Given problem:
Output all of the data below exactly as given.

Data listing:
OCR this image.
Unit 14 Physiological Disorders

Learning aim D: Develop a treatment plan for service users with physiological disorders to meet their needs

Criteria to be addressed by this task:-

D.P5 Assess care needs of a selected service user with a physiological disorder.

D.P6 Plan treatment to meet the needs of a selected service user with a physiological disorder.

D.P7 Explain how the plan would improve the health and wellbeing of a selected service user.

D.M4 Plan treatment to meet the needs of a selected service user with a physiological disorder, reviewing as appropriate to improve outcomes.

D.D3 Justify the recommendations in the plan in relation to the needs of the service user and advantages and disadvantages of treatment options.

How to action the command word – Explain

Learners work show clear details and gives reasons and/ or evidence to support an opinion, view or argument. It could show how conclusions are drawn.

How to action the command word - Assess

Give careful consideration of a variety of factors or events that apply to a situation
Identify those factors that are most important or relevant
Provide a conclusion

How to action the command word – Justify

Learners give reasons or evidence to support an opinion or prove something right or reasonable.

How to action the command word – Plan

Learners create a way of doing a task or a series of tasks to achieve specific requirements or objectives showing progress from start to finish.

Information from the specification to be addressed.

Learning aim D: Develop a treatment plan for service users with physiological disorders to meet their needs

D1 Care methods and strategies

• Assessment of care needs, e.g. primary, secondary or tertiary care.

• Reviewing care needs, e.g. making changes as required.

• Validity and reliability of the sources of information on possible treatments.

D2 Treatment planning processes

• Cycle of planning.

Answer below:
OCR this image.
Unit 14 Physiological Disorders

Learning aim D: Develop a treatment plan for service users with physiological disorders to meet their needs

Criteria to be addressed by this task:-

D.P5 Assess care needs of a selected service user with a physiological disorder.

D.P6 Plan treatment to meet the needs of a selected service user with a physiological disorder.

D.P7 Explain how the plan would improve the health and wellbeing of a selected service user.

D.M4 Plan treatment to meet the needs of a selected service user with a physiological disorder, reviewing as appropriate to improve outcomes.

D.D3 Justify the recommendations in the plan in relation to the needs of the service user and advantages and disadvantages of treatment options.

How to action the command word – Explain

Learners work show clear details and gives reasons and/ or evidence to support an opinion, view or argument. It could show how conclusions are drawn.

How to action the command word - Assess

Give careful consideration of a variety of factors or events that apply to a situation
Identify those factors that are most important or relevant
Provide a conclusion

How to action the command word – Justify

Learners give reasons or evidence to support an opinion or prove something right or reasonable.

How to action the command word – Plan

Learners create a way of doing a task or a series of tasks to achieve specific requirements or objectives showing progress from start to finish.

Information from the specification to be addressed.

Learning aim D: Develop a treatment plan for service users with physiological disorders to meet their needs

D1 Care methods and strategies

• Assessment of care needs, e.g. primary, secondary or tertiary care.

• Reviewing care needs, e.g. making changes as required.

• Validity and reliability of the sources of information on possible treatments.

D2 Treatment planning processes

• Cycle of planning.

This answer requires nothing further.